* What the task requires *
Below are entries. Pull out all lines containing "ЦИКЛА".

* Provided data *
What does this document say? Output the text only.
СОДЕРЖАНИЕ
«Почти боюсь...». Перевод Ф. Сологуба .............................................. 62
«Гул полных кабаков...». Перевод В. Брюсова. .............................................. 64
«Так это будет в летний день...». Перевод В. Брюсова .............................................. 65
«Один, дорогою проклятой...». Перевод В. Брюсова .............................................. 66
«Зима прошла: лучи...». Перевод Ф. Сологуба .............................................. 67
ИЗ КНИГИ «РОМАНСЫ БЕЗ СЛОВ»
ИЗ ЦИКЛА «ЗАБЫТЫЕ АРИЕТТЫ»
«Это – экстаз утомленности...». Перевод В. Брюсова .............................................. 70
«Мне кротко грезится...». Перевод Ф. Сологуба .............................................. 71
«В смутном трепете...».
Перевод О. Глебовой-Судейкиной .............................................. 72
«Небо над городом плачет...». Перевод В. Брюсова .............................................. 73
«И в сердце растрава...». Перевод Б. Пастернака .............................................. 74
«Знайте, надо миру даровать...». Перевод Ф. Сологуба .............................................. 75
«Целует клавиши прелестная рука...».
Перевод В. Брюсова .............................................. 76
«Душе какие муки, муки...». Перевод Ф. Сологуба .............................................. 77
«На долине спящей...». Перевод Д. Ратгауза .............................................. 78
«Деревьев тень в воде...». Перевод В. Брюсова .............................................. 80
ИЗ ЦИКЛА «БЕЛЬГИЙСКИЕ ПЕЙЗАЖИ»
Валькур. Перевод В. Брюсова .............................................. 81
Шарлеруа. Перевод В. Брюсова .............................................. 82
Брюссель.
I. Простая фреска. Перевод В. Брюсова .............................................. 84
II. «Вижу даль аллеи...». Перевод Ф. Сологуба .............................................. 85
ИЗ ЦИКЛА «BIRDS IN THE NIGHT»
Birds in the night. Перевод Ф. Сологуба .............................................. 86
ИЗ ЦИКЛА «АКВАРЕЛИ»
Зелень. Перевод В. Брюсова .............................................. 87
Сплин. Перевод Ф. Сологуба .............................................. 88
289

* Solution to the problem *
ИЗ ЦИКЛА «ЗАБЫТЫЕ АРИЕТТЫ»
ИЗ ЦИКЛА «БЕЛЬГИЙСКИЕ ПЕЙЗАЖИ»
ИЗ ЦИКЛА «BIRDS IN THE NIGHT»
ИЗ ЦИКЛА «АКВАРЕЛИ»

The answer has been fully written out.